**Task to carry out**
Write the data out again in full, with no departure from the original.

**Information given**
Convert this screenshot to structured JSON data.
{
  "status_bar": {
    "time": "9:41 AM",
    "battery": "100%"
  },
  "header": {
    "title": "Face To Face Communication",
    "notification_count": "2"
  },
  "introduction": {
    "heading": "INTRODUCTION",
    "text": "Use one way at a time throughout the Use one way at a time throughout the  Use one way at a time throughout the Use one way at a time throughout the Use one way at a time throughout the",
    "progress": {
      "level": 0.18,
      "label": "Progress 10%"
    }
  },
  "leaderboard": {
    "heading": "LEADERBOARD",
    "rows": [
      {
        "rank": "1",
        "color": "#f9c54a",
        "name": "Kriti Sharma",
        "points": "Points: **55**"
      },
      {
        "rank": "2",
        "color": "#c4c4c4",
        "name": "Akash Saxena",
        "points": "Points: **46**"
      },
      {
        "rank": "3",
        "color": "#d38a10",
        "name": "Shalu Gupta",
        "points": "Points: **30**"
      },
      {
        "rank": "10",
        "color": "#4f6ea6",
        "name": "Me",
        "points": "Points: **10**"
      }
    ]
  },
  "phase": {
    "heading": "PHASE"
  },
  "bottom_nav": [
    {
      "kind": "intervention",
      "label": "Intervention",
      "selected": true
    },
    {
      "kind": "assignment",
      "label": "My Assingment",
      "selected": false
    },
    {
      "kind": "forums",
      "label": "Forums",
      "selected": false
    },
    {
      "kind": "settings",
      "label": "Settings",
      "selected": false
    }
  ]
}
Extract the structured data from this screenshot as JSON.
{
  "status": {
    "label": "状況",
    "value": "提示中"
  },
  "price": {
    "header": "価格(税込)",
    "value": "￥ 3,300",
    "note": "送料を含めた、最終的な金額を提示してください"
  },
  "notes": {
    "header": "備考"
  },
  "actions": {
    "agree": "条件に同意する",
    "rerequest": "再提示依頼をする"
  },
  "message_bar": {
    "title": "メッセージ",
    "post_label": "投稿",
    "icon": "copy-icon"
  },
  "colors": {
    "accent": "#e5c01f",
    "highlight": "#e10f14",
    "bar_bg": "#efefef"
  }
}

**Result of this task**
Convert this screenshot to structured JSON data.
{
  "status_bar": {
    "time": "9:41 AM",
    "battery": "100%"
  },
  "header": {
    "title": "Face To Face Communication",
    "notification_count": "2"
  },
  "introduction": {
    "heading": "INTRODUCTION",
    "text": "Use one way at a time throughout the Use one way at a time throughout the  Use one way at a time throughout the Use one way at a time throughout the Use one way at a time throughout the",
    "progress": {
      "level": 0.18,
      "label": "Progress 10%"
    }
  },
  "leaderboard": {
    "heading": "LEADERBOARD",
    "rows": [
      {
        "rank": "1",
        "color": "#f9c54a",
        "name": "Kriti Sharma",
        "points": "Points: **55**"
      },
      {
        "rank": "2",
        "color": "#c4c4c4",
        "name": "Akash Saxena",
        "points": "Points: **46**"
      },
      {
        "rank": "3",
        "color": "#d38a10",
        "name": "Shalu Gupta",
        "points": "Points: **30**"
      },
      {
        "rank": "10",
        "color": "#4f6ea6",
        "name": "Me",
        "points": "Points: **10**"
      }
    ]
  },
  "phase": {
    "heading": "PHASE"
  },
  "bottom_nav": [
    {
      "kind": "intervention",
      "label": "Intervention",
      "selected": true
    },
    {
      "kind": "assignment",
      "label": "My Assingment",
      "selected": false
    },
    {
      "kind": "forums",
      "label": "Forums",
      "selected": false
    },
    {
      "kind": "settings",
      "label": "Settings",
      "selected": false
    }
  ]
}
Extract the structured data from this screenshot as JSON.
{
  "status": {
    "label": "状況",
    "value": "提示中"
  },
  "price": {
    "header": "価格(税込)",
    "value": "￥ 3,300",
    "note": "送料を含めた、最終的な金額を提示してください"
  },
  "notes": {
    "header": "備考"
  },
  "actions": {
    "agree": "条件に同意する",
    "rerequest": "再提示依頼をする"
  },
  "message_bar": {
    "title": "メッセージ",
    "post_label": "投稿",
    "icon": "copy-icon"
  },
  "colors": {
    "accent": "#e5c01f",
    "highlight": "#e10f14",
    "bar_bg": "#efefef"
  }
}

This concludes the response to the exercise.